▸ CONSIGNES:
1. Selon l'extrait, quel score Sacha Bastelica a-t-il obtenu aux dernières élections municipales bastiaises ?
2. Indiquez si chacune des affirmations suivantes est conforme à l'extrait, en citant les mots qui le montrent : (a) Sacha Bastelica a fait sa rentrée politique un vendredi à Bastia ; (b) Via Citadina a annoncé ce projet sans aucun autre mouvement ; (c) Sacha Bastelica a 30 ans.
3. Réécrivez l'extrait à partir de « Rédigé le 30/08/2026 » jusqu'à « prochaines élections territoriales. » inclus, en remplaçant « rentrée politique » par « reprise politique ».

▸ EXTRAIT:
Sacha Bastelica (Via Citadina) appelle à bâtir un mouvement de gauche à l’échelle de la Corse

Rédigé le 30/08/2026
Christophe Giudicelli

Sacha Bastelica entend désormais porter ses ambitions au-delà de Bastia. Pour sa rentrée politique, le leader de Via Citadina a annoncé, aux côtés d’Ecologia Sulidaria et de Ghjuventù di Manca, vouloir construire un nouveau mouvement de gauche à l’échelle de la Corse. Une première étape avant les prochaines élections territoriales.

Sacha Bastelica (Via Citadina) appelle à bâtir un mouvement de gauche à l’échelle de la Corse

Sacha Bastelica, leader de Via Citadina, faisait sa rentrée politique ce vendredi 28 août à Bastia. Celui qui a réalisé 6,44 % aux dernières élections municipales bastiaises et s’est imposé, à seulement 22 ans, comme l’un des leaders de la gauche en Corse compte bien poursuivre son engagement au-delà du territoire bastiais.

▸ INFORMATIONS:
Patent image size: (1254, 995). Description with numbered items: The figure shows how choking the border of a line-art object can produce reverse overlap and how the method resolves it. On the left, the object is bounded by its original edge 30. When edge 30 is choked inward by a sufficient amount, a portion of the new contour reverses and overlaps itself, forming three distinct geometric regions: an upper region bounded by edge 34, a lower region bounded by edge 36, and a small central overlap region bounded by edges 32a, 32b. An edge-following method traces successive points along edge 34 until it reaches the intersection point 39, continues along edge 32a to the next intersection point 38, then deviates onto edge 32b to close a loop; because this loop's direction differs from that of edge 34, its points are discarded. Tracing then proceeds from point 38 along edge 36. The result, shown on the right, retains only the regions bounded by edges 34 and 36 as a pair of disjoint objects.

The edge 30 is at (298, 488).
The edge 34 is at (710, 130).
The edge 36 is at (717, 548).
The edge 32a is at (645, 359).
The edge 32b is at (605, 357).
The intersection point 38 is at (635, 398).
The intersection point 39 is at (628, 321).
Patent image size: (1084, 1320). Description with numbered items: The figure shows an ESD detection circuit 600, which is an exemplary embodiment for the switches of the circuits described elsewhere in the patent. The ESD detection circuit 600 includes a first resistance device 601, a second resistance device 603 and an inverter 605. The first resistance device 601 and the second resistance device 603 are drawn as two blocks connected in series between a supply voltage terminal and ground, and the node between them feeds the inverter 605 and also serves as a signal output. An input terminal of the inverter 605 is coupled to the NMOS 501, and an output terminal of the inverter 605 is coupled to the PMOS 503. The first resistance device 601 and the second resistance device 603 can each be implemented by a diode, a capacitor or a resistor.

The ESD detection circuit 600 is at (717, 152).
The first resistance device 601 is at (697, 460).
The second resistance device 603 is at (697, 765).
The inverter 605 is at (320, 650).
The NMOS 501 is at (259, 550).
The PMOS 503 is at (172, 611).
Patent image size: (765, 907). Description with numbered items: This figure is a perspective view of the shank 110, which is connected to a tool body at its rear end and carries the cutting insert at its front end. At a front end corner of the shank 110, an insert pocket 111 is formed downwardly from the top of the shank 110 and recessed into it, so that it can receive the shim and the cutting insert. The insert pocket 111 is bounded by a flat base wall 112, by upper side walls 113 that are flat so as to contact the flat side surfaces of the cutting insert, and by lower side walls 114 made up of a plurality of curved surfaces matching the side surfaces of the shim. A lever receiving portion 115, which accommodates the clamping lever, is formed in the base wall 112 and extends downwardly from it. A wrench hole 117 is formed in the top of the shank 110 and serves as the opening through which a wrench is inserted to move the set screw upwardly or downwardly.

▸ CORRIGÉ:
1. 6,44 %.

2.
(a) Oui : « faisait sa rentrée politique ce vendredi 28 août à Bastia ».
(b) Non : « aux côtés d’Ecologia Sulidaria et de Ghjuventù di Manca ».
(c) Non : « à seulement 22 ans ».

3.
Rédigé le 30/08/2026
Christophe Giudicelli

Sacha Bastelica entend désormais porter ses ambitions au-delà de Bastia. Pour sa reprise politique, le leader de Via Citadina a annoncé, aux côtés d’Ecologia Sulidaria et de Ghjuventù di Manca, vouloir construire un nouveau mouvement de gauche à l’échelle de la Corse. Une première étape avant les prochaines élections territoriales.